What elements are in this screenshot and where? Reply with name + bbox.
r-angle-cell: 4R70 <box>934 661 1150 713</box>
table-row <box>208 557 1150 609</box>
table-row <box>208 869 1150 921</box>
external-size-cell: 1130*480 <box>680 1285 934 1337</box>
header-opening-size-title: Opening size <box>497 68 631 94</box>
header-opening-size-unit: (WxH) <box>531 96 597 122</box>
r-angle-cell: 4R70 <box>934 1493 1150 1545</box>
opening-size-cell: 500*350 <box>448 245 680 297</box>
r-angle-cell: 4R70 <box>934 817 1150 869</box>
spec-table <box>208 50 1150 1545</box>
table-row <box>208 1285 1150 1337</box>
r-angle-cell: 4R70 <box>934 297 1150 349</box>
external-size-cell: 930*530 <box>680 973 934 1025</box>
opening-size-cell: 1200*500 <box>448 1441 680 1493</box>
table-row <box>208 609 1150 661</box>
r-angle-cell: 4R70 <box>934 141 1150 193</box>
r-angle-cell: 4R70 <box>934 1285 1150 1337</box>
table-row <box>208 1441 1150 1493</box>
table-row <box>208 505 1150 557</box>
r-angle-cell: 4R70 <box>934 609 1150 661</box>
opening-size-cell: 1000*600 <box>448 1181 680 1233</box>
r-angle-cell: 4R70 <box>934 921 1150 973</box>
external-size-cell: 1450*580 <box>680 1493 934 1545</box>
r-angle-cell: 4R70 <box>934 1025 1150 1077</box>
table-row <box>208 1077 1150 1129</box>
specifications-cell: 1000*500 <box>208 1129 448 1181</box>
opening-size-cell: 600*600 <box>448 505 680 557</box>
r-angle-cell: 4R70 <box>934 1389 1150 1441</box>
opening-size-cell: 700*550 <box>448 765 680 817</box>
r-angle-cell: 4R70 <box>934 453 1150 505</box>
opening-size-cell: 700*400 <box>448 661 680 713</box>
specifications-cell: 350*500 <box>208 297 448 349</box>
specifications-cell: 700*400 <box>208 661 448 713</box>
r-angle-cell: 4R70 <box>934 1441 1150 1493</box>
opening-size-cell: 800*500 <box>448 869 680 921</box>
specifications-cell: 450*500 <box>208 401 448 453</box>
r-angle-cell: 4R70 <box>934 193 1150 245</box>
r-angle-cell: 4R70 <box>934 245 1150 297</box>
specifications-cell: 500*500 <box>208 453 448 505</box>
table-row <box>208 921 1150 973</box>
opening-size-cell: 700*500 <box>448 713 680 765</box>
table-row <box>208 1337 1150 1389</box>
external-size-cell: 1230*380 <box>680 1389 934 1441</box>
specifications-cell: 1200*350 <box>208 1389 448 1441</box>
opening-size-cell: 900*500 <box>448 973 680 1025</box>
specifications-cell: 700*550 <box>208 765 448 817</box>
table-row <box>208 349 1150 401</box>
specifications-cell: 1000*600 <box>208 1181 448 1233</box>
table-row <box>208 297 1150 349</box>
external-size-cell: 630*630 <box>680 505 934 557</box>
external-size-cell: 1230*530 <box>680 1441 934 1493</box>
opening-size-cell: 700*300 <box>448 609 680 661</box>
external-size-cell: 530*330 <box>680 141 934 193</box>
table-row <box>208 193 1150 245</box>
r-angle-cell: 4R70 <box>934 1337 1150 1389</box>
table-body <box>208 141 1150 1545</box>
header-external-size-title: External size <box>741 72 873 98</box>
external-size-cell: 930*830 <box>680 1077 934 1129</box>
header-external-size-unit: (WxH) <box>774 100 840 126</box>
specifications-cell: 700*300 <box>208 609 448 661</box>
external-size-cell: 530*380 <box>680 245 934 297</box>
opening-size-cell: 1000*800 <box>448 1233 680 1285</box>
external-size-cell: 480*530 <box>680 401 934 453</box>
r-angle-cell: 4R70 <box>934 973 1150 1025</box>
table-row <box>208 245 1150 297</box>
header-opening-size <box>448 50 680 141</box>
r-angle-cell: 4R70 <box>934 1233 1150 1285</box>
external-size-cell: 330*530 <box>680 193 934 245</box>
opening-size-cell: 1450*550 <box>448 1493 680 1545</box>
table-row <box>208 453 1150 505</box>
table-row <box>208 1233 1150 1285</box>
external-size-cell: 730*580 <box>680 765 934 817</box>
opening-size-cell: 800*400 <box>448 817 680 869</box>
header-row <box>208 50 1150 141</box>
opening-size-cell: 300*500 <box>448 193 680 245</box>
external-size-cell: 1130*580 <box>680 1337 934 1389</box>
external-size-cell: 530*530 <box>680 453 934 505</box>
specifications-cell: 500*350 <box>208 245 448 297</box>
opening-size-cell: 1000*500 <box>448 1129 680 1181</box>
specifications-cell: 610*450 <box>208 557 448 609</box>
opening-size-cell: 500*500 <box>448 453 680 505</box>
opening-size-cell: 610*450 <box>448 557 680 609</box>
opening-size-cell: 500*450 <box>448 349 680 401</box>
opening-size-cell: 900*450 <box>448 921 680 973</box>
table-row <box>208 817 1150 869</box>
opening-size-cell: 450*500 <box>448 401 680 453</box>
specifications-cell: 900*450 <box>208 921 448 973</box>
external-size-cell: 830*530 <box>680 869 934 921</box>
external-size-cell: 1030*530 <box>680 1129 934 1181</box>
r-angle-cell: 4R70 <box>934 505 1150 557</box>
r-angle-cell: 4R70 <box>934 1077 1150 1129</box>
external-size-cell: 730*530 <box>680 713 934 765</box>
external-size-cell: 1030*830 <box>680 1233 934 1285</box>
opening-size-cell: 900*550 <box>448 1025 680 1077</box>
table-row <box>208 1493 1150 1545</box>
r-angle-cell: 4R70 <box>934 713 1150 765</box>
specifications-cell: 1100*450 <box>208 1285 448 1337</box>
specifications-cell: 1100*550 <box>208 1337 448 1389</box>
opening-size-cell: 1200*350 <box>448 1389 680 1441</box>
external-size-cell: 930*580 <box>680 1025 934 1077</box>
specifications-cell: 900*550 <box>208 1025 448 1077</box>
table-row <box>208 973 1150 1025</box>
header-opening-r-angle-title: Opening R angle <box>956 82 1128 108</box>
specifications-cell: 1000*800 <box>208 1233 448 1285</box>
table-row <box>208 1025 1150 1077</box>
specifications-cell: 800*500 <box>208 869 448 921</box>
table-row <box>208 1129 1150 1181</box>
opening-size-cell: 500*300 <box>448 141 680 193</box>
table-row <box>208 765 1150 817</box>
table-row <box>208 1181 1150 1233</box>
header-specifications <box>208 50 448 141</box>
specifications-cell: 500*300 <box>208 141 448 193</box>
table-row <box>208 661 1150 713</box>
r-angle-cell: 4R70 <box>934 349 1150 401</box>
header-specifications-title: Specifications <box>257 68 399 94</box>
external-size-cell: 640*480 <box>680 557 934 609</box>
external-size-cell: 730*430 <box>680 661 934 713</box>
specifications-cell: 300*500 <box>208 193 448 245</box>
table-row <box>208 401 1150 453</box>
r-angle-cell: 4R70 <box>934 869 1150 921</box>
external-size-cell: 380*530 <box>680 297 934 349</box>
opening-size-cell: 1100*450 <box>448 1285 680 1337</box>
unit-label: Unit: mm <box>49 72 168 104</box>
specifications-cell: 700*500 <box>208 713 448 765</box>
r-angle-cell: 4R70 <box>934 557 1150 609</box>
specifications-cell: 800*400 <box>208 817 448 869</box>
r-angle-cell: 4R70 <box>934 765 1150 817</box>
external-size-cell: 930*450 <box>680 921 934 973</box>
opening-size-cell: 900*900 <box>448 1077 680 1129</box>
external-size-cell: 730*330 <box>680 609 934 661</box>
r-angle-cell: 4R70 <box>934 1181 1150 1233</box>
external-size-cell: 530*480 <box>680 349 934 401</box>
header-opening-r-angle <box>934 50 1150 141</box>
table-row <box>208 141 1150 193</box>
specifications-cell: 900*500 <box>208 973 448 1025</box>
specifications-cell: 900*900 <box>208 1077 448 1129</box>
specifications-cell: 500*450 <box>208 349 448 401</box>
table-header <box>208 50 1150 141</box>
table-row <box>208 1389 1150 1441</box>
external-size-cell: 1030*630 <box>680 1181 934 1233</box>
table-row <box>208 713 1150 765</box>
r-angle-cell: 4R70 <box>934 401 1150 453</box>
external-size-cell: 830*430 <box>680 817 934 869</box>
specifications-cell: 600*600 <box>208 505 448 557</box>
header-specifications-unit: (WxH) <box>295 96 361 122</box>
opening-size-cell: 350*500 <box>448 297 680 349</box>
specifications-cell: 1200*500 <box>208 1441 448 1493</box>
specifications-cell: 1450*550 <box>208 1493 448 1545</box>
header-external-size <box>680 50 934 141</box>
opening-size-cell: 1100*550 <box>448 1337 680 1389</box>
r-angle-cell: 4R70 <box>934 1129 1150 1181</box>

--------------------------------

TASK STATEMENT :: Reproduce the items verbatim, from the first line up to and including the line containing "opening-size-cell: 700*550 <box>448".

SOLUTION ::
What elements are in this screenshot and where? Reply with name + bbox.
r-angle-cell: 4R70 <box>934 661 1150 713</box>
table-row <box>208 557 1150 609</box>
table-row <box>208 869 1150 921</box>
external-size-cell: 1130*480 <box>680 1285 934 1337</box>
header-opening-size-title: Opening size <box>497 68 631 94</box>
header-opening-size-unit: (WxH) <box>531 96 597 122</box>
r-angle-cell: 4R70 <box>934 1493 1150 1545</box>
opening-size-cell: 500*350 <box>448 245 680 297</box>
r-angle-cell: 4R70 <box>934 817 1150 869</box>
spec-table <box>208 50 1150 1545</box>
table-row <box>208 1285 1150 1337</box>
r-angle-cell: 4R70 <box>934 297 1150 349</box>
external-size-cell: 930*530 <box>680 973 934 1025</box>
opening-size-cell: 1200*500 <box>448 1441 680 1493</box>
table-row <box>208 609 1150 661</box>
r-angle-cell: 4R70 <box>934 141 1150 193</box>
r-angle-cell: 4R70 <box>934 1285 1150 1337</box>
table-row <box>208 1441 1150 1493</box>
table-row <box>208 505 1150 557</box>
r-angle-cell: 4R70 <box>934 609 1150 661</box>
opening-size-cell: 1000*600 <box>448 1181 680 1233</box>
r-angle-cell: 4R70 <box>934 921 1150 973</box>
external-size-cell: 1450*580 <box>680 1493 934 1545</box>
r-angle-cell: 4R70 <box>934 1025 1150 1077</box>
table-row <box>208 1077 1150 1129</box>
specifications-cell: 1000*500 <box>208 1129 448 1181</box>
opening-size-cell: 600*600 <box>448 505 680 557</box>
r-angle-cell: 4R70 <box>934 1389 1150 1441</box>
opening-size-cell: 700*550 <box>448 765 680 817</box>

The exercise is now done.